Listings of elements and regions
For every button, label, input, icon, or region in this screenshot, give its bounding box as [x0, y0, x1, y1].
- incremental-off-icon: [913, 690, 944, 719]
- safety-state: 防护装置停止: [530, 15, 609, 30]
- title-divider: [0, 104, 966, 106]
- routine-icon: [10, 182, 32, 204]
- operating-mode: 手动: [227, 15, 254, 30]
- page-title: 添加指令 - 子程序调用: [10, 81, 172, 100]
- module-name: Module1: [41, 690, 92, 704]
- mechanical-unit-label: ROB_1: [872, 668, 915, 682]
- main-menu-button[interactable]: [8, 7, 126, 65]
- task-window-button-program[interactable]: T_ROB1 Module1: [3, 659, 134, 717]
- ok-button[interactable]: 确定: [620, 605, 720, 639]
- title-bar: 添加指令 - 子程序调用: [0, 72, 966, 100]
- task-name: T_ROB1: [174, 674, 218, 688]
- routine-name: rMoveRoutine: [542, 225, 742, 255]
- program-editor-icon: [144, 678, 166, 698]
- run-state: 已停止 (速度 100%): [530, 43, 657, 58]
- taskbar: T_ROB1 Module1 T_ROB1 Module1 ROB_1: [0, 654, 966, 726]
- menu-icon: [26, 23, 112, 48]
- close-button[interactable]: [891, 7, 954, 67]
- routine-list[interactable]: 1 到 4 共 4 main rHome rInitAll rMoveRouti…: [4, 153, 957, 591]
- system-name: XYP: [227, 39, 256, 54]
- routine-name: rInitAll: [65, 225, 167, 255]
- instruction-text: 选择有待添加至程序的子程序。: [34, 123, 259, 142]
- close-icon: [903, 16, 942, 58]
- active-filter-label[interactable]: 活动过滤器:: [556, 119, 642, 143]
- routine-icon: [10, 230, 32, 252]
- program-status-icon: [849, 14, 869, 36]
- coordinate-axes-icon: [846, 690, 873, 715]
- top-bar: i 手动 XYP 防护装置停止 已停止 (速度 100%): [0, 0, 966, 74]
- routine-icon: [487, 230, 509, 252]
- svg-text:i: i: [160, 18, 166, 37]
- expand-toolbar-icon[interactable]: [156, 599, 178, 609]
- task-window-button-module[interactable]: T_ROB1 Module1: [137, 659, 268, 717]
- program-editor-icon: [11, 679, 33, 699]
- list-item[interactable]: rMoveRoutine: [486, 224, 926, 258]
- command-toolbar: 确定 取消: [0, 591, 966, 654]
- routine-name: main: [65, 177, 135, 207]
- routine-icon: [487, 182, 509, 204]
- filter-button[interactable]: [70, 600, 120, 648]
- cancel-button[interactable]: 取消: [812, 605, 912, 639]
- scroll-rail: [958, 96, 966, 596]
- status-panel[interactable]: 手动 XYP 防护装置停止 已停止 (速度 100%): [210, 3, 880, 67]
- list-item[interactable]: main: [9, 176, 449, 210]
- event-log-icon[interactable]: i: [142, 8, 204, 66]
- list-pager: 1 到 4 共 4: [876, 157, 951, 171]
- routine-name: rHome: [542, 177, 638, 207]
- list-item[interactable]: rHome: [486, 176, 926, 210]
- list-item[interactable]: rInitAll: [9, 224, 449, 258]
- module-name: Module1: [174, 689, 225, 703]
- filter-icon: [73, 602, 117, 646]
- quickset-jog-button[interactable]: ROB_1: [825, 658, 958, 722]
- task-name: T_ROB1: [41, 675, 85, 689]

# TO BE DONE
Present every line of the records above as an item in a numbered list, omitting any blank lines.

# THE RESULT
1. For every button, label, input, icon, or region in this screenshot, give its bounding box as [x0, y0, x1, y1].
2. - incremental-off-icon: [913, 690, 944, 719]
3. - safety-state: 防护装置停止: [530, 15, 609, 30]
4. - title-divider: [0, 104, 966, 106]
5. - routine-icon: [10, 182, 32, 204]
6. - operating-mode: 手动: [227, 15, 254, 30]
7. - page-title: 添加指令 - 子程序调用: [10, 81, 172, 100]
8. - module-name: Module1: [41, 690, 92, 704]
9. - mechanical-unit-label: ROB_1: [872, 668, 915, 682]
10. - main-menu-button[interactable]: [8, 7, 126, 65]
11. - task-window-button-program[interactable]: T_ROB1 Module1: [3, 659, 134, 717]
12. - ok-button[interactable]: 确定: [620, 605, 720, 639]
13. - title-bar: 添加指令 - 子程序调用: [0, 72, 966, 100]
14. - task-name: T_ROB1: [174, 674, 218, 688]
15. - routine-name: rMoveRoutine: [542, 225, 742, 255]
16. - program-editor-icon: [144, 678, 166, 698]
17. - run-state: 已停止 (速度 100%): [530, 43, 657, 58]
18. - taskbar: T_ROB1 Module1 T_ROB1 Module1 ROB_1: [0, 654, 966, 726]
19. - menu-icon: [26, 23, 112, 48]
20. - close-button[interactable]: [891, 7, 954, 67]
21. - routine-list[interactable]: 1 到 4 共 4 main rHome rInitAll rMoveRouti…: [4, 153, 957, 591]
22. - system-name: XYP: [227, 39, 256, 54]
23. - routine-name: rInitAll: [65, 225, 167, 255]
24. - instruction-text: 选择有待添加至程序的子程序。: [34, 123, 259, 142]
25. - close-icon: [903, 16, 942, 58]
26. - active-filter-label[interactable]: 活动过滤器:: [556, 119, 642, 143]
27. - routine-icon: [10, 230, 32, 252]
28. - program-status-icon: [849, 14, 869, 36]
29. - coordinate-axes-icon: [846, 690, 873, 715]
30. - top-bar: i 手动 XYP 防护装置停止 已停止 (速度 100%): [0, 0, 966, 74]
31. - routine-icon: [487, 230, 509, 252]
32. - svg-text:i: i: [160, 18, 166, 37]
33. - expand-toolbar-icon[interactable]: [156, 599, 178, 609]
34. - task-window-button-module[interactable]: T_ROB1 Module1: [137, 659, 268, 717]
35. - program-editor-icon: [11, 679, 33, 699]
36. - list-item[interactable]: rMoveRoutine: [486, 224, 926, 258]
37. - command-toolbar: 确定 取消: [0, 591, 966, 654]
38. - routine-name: main: [65, 177, 135, 207]
39. - routine-icon: [487, 182, 509, 204]
40. - filter-button[interactable]: [70, 600, 120, 648]
41. - cancel-button[interactable]: 取消: [812, 605, 912, 639]
42. - scroll-rail: [958, 96, 966, 596]
43. - status-panel[interactable]: 手动 XYP 防护装置停止 已停止 (速度 100%): [210, 3, 880, 67]
44. - list-item[interactable]: main: [9, 176, 449, 210]
45. - event-log-icon[interactable]: i: [142, 8, 204, 66]
46. - list-pager: 1 到 4 共 4: [876, 157, 951, 171]
47. - routine-name: rHome: [542, 177, 638, 207]
48. - list-item[interactable]: rHome: [486, 176, 926, 210]
49. - list-item[interactable]: rInitAll: [9, 224, 449, 258]
50. - module-name: Module1: [174, 689, 225, 703]
51. - filter-icon: [73, 602, 117, 646]
52. - quickset-jog-button[interactable]: ROB_1: [825, 658, 958, 722]
53. - task-name: T_ROB1: [41, 675, 85, 689]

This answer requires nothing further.